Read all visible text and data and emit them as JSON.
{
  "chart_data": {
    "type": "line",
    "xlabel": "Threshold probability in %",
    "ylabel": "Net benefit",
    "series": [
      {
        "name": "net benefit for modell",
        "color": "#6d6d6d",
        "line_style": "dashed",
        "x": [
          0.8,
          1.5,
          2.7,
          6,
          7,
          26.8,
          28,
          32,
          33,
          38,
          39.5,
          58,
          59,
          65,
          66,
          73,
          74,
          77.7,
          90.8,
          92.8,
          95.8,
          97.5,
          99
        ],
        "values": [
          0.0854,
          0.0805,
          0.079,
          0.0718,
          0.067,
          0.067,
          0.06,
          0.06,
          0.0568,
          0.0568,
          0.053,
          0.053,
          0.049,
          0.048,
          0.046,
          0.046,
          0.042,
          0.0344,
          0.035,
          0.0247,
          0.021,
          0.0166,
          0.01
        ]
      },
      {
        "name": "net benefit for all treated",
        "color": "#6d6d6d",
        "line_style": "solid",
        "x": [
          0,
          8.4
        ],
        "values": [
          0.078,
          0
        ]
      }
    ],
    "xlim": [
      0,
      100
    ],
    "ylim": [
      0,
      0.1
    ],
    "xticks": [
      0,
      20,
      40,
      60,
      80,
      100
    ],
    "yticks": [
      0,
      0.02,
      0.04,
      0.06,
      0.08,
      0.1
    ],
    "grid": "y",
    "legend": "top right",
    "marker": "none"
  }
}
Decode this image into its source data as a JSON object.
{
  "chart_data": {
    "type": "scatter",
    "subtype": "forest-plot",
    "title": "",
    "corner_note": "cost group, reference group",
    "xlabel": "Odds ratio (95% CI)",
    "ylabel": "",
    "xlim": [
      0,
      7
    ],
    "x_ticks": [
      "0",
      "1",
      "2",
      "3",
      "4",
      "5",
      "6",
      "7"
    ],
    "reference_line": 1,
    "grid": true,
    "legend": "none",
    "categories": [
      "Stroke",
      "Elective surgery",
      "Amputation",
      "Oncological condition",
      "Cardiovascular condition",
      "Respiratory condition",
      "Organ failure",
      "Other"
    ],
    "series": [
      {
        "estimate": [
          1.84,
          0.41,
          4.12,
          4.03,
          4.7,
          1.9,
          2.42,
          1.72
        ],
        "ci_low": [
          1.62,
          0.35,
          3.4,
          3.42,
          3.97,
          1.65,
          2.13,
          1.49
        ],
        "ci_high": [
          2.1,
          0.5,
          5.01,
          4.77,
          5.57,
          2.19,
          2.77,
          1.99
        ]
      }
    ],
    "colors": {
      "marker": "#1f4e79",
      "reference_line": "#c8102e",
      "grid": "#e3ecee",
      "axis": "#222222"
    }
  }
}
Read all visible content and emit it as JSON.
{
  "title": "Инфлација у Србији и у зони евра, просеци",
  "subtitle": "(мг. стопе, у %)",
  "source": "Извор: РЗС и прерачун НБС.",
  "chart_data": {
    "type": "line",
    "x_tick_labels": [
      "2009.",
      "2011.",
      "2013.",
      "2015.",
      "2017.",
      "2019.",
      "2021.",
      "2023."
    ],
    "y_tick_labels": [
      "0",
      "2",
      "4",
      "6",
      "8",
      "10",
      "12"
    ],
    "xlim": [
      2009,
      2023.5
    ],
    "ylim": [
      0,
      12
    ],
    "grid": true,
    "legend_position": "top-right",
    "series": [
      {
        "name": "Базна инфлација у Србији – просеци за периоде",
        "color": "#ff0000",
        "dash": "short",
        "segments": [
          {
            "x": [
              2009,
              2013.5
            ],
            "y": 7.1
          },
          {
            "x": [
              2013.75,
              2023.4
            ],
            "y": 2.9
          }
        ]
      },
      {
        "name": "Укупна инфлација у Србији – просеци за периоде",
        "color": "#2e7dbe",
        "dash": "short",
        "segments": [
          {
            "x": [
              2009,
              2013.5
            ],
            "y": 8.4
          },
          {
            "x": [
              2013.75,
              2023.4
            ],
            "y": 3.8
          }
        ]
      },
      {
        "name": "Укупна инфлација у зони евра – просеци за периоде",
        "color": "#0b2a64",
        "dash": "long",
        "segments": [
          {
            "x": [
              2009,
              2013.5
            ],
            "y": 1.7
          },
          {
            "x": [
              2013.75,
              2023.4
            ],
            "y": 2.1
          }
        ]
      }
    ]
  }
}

══════

» **Instruction**
Write down the full listing again, exactly.

» **Exercise response**
Read all visible text and data and emit them as JSON.
{
  "chart_data": {
    "type": "line",
    "xlabel": "Threshold probability in %",
    "ylabel": "Net benefit",
    "series": [
      {
        "name": "net benefit for modell",
        "color": "#6d6d6d",
        "line_style": "dashed",
        "x": [
          0.8,
          1.5,
          2.7,
          6,
          7,
          26.8,
          28,
          32,
          33,
          38,
          39.5,
          58,
          59,
          65,
          66,
          73,
          74,
          77.7,
          90.8,
          92.8,
          95.8,
          97.5,
          99
        ],
        "values": [
          0.0854,
          0.0805,
          0.079,
          0.0718,
          0.067,
          0.067,
          0.06,
          0.06,
          0.0568,
          0.0568,
          0.053,
          0.053,
          0.049,
          0.048,
          0.046,
          0.046,
          0.042,
          0.0344,
          0.035,
          0.0247,
          0.021,
          0.0166,
          0.01
        ]
      },
      {
        "name": "net benefit for all treated",
        "color": "#6d6d6d",
        "line_style": "solid",
        "x": [
          0,
          8.4
        ],
        "values": [
          0.078,
          0
        ]
      }
    ],
    "xlim": [
      0,
      100
    ],
    "ylim": [
      0,
      0.1
    ],
    "xticks": [
      0,
      20,
      40,
      60,
      80,
      100
    ],
    "yticks": [
      0,
      0.02,
      0.04,
      0.06,
      0.08,
      0.1
    ],
    "grid": "y",
    "legend": "top right",
    "marker": "none"
  }
}
Decode this image into its source data as a JSON object.
{
  "chart_data": {
    "type": "scatter",
    "subtype": "forest-plot",
    "title": "",
    "corner_note": "cost group, reference group",
    "xlabel": "Odds ratio (95% CI)",
    "ylabel": "",
    "xlim": [
      0,
      7
    ],
    "x_ticks": [
      "0",
      "1",
      "2",
      "3",
      "4",
      "5",
      "6",
      "7"
    ],
    "reference_line": 1,
    "grid": true,
    "legend": "none",
    "categories": [
      "Stroke",
      "Elective surgery",
      "Amputation",
      "Oncological condition",
      "Cardiovascular condition",
      "Respiratory condition",
      "Organ failure",
      "Other"
    ],
    "series": [
      {
        "estimate": [
          1.84,
          0.41,
          4.12,
          4.03,
          4.7,
          1.9,
          2.42,
          1.72
        ],
        "ci_low": [
          1.62,
          0.35,
          3.4,
          3.42,
          3.97,
          1.65,
          2.13,
          1.49
        ],
        "ci_high": [
          2.1,
          0.5,
          5.01,
          4.77,
          5.57,
          2.19,
          2.77,
          1.99
        ]
      }
    ],
    "colors": {
      "marker": "#1f4e79",
      "reference_line": "#c8102e",
      "grid": "#e3ecee",
      "axis": "#222222"
    }
  }
}
Read all visible content and emit it as JSON.
{
  "title": "Инфлација у Србији и у зони евра, просеци",
  "subtitle": "(мг. стопе, у %)",
  "source": "Извор: РЗС и прерачун НБС.",
  "chart_data": {
    "type": "line",
    "x_tick_labels": [
      "2009.",
      "2011.",
      "2013.",
      "2015.",
      "2017.",
      "2019.",
      "2021.",
      "2023."
    ],
    "y_tick_labels": [
      "0",
      "2",
      "4",
      "6",
      "8",
      "10",
      "12"
    ],
    "xlim": [
      2009,
      2023.5
    ],
    "ylim": [
      0,
      12
    ],
    "grid": true,
    "legend_position": "top-right",
    "series": [
      {
        "name": "Базна инфлација у Србији – просеци за периоде",
        "color": "#ff0000",
        "dash": "short",
        "segments": [
          {
            "x": [
              2009,
              2013.5
            ],
            "y": 7.1
          },
          {
            "x": [
              2013.75,
              2023.4
            ],
            "y": 2.9
          }
        ]
      },
      {
        "name": "Укупна инфлација у Србији – просеци за периоде",
        "color": "#2e7dbe",
        "dash": "short",
        "segments": [
          {
            "x": [
              2009,
              2013.5
            ],
            "y": 8.4
          },
          {
            "x": [
              2013.75,
              2023.4
            ],
            "y": 3.8
          }
        ]
      },
      {
        "name": "Укупна инфлација у зони евра – просеци за периоде",
        "color": "#0b2a64",
        "dash": "long",
        "segments": [
          {
            "x": [
              2009,
              2013.5
            ],
            "y": 1.7
          },
          {
            "x": [
              2013.75,
              2023.4
            ],
            "y": 2.1
          }
        ]
      }
    ]
  }
}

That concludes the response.